▶ **AIM**: Copy each line of the records that contains the word "Gardner".

▶ **EXERCISE INPUT**:
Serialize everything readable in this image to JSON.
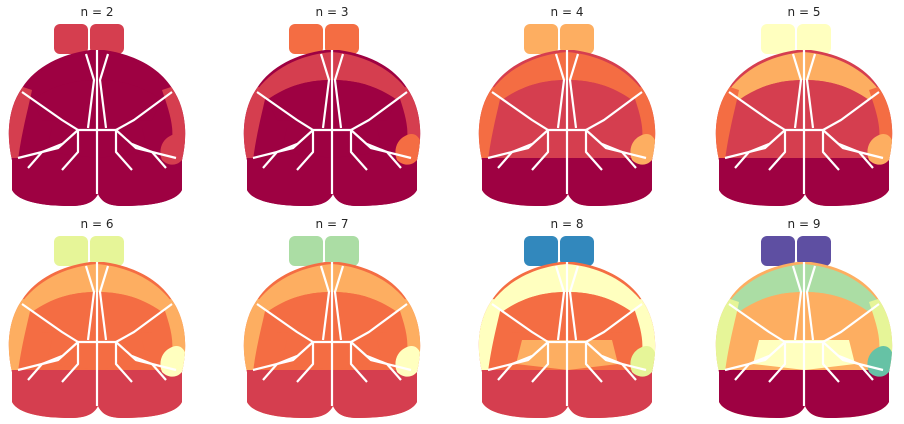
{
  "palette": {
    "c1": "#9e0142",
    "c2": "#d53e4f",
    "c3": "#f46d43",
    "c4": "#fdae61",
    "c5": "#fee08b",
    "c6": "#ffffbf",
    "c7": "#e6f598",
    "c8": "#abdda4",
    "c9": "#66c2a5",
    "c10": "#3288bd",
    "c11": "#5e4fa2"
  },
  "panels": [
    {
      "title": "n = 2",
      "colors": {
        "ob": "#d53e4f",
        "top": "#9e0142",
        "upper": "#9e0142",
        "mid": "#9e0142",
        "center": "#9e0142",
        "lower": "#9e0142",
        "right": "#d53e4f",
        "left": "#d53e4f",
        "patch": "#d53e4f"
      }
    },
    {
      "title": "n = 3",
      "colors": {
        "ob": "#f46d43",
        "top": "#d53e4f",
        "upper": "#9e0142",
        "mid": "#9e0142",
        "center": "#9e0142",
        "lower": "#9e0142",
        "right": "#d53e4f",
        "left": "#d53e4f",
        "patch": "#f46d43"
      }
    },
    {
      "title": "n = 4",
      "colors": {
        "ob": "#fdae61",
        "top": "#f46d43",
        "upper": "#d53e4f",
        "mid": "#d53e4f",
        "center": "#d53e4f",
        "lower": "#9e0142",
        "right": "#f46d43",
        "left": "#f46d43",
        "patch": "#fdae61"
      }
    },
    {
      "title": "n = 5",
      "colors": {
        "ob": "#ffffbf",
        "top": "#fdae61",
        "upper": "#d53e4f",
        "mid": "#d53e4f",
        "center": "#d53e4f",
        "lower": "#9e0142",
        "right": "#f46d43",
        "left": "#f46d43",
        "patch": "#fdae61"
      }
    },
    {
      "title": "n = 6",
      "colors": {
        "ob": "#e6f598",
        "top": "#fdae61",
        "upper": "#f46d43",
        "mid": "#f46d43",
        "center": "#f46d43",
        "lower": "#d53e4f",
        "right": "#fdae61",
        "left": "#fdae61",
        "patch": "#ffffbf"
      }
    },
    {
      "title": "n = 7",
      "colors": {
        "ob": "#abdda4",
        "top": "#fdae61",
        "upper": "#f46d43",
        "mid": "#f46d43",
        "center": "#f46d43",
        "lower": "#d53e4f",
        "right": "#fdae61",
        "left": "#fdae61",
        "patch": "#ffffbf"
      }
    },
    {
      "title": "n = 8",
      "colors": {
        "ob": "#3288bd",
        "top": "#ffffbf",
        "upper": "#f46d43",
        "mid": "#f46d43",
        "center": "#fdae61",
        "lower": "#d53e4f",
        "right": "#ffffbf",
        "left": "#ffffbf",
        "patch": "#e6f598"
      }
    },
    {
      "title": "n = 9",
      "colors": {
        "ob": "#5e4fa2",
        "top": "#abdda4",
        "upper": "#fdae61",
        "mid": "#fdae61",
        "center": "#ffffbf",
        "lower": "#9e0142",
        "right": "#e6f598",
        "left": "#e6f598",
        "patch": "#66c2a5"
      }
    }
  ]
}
--
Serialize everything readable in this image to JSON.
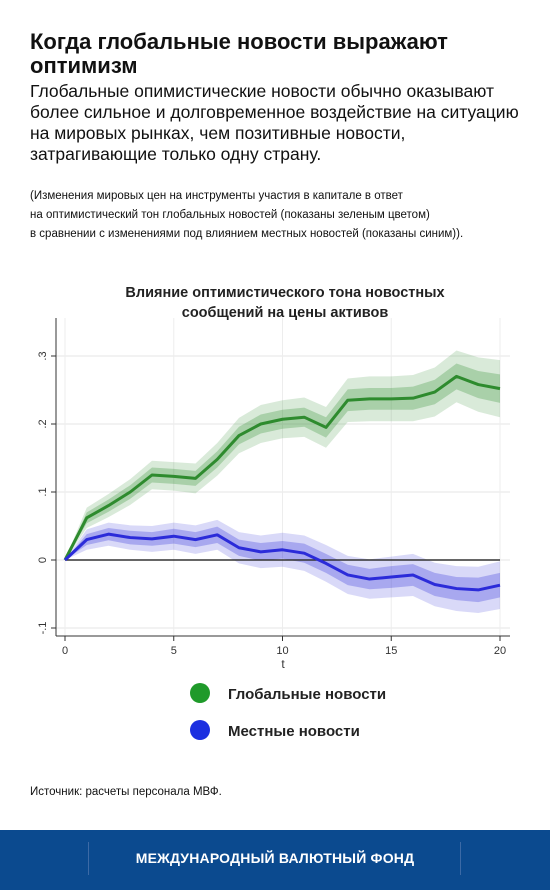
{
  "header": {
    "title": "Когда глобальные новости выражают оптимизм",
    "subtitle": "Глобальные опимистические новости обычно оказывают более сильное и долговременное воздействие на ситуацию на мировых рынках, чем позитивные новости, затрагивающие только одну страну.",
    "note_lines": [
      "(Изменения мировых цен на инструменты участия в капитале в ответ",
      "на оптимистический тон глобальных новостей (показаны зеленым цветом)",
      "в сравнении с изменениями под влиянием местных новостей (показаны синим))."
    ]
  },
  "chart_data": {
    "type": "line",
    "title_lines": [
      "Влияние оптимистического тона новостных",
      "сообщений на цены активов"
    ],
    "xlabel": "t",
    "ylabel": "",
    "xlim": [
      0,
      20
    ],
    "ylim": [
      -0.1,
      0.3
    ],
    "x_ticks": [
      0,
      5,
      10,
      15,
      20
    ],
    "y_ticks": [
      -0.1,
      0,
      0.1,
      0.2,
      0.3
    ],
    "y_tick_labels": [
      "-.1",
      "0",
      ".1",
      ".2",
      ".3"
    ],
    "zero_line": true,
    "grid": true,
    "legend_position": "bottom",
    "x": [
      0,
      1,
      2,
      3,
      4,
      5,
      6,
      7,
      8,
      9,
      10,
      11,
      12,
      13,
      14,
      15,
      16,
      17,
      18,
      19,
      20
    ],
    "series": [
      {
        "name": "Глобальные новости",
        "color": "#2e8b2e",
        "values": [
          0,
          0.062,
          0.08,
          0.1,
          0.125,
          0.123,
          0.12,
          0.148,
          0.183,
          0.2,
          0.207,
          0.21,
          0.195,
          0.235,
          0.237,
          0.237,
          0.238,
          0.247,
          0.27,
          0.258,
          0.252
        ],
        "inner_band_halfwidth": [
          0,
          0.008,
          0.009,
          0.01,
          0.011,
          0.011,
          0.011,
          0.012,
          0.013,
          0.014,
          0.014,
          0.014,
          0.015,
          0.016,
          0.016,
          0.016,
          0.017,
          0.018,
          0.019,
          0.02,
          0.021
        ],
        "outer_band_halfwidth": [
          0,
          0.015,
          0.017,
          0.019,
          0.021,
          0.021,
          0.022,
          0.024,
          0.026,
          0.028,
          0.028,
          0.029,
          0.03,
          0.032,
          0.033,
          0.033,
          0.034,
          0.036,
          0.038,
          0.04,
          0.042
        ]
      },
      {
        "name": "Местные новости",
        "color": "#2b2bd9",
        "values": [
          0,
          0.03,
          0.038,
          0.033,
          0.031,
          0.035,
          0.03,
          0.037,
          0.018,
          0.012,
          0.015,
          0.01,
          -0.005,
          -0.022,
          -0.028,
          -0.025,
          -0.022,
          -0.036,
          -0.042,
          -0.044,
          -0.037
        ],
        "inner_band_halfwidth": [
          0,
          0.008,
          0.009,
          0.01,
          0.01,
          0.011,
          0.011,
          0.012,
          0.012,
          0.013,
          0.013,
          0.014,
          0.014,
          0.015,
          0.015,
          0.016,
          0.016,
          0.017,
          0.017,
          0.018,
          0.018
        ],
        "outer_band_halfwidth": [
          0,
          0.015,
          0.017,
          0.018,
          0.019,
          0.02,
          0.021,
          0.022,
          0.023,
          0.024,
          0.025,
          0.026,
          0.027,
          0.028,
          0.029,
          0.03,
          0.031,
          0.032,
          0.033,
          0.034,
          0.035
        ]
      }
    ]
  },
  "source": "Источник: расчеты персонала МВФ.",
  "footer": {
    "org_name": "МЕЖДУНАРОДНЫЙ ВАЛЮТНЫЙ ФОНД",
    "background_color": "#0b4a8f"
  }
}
--
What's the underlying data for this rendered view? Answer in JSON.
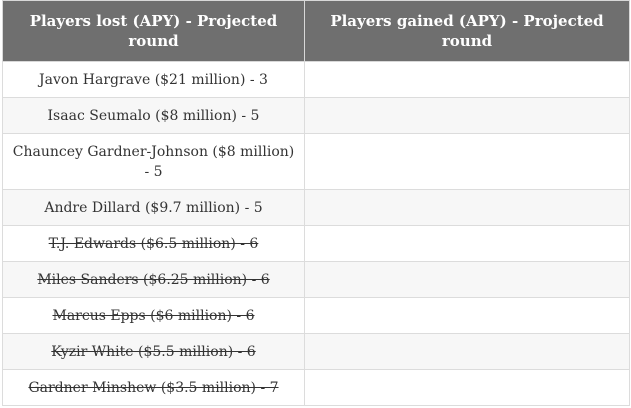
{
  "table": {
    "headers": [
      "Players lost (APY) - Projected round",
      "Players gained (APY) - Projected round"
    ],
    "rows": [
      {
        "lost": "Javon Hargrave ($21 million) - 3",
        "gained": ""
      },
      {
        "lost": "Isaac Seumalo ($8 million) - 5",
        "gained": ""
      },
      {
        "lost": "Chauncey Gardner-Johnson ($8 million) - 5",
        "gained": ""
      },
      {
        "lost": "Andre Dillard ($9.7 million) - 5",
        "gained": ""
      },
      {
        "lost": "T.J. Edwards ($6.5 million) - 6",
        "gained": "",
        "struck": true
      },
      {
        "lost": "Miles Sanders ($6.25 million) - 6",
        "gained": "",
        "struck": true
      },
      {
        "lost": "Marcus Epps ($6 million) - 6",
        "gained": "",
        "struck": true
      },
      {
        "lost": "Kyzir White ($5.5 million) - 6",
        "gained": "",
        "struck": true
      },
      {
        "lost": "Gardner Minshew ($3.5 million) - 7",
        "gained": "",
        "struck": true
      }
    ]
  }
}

▶ **THE RESULT**:
        "lost": "Chauncey Gardner-Johnson ($8 million) - 5",
        "lost": "Gardner Minshew ($3.5 million) - 7",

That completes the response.